_Exercise objective_
Please pull out every line that includes the string "何如此学".

Recorded data
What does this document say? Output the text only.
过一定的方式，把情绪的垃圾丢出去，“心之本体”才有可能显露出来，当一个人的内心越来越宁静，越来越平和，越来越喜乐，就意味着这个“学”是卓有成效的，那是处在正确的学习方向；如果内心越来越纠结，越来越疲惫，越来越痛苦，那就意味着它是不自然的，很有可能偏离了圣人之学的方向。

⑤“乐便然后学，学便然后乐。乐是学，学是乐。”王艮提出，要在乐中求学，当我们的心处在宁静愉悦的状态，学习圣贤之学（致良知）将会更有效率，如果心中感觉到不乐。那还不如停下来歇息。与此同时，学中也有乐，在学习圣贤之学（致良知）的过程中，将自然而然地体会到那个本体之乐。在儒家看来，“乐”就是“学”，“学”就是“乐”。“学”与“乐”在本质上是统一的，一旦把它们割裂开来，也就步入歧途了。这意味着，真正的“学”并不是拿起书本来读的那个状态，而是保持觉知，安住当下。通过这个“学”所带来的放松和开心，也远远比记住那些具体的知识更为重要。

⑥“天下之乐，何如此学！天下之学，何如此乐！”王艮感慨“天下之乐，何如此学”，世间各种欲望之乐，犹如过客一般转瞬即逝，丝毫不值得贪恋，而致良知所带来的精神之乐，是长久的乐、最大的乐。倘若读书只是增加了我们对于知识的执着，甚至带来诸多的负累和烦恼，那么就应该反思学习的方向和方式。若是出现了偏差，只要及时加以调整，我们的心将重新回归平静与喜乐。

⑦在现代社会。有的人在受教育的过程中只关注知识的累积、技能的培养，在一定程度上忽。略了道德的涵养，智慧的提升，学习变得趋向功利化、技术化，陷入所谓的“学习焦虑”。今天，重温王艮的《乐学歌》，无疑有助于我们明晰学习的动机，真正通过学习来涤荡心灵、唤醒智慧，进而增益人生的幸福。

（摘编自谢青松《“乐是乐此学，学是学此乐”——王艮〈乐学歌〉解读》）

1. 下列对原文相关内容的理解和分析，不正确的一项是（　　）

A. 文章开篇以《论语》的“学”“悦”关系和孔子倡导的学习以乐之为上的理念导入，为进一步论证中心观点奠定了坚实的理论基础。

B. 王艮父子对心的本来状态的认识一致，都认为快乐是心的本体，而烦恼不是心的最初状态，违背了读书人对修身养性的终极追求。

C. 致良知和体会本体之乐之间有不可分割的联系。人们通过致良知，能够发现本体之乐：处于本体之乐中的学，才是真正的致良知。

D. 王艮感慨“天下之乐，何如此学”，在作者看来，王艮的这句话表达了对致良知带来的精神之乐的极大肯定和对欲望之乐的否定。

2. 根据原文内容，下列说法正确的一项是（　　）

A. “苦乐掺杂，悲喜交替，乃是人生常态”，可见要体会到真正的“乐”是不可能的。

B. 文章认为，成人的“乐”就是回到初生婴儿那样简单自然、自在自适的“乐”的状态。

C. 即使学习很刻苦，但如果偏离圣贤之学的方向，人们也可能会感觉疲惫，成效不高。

_Correct output_
⑥“天下之乐，何如此学！天下之学，何如此乐！”王艮感慨“天下之乐，何如此学”，世间各种欲望之乐，犹如过客一般转瞬即逝，丝毫不值得贪恋，而致良知所带来的精神之乐，是长久的乐、最大的乐。倘若读书只是增加了我们对于知识的执着，甚至带来诸多的负累和烦恼，那么就应该反思学习的方向和方式。若是出现了偏差，只要及时加以调整，我们的心将重新回归平静与喜乐。
D. 王艮感慨“天下之乐，何如此学”，在作者看来，王艮的这句话表达了对致良知带来的精神之乐的极大肯定和对欲望之乐的否定。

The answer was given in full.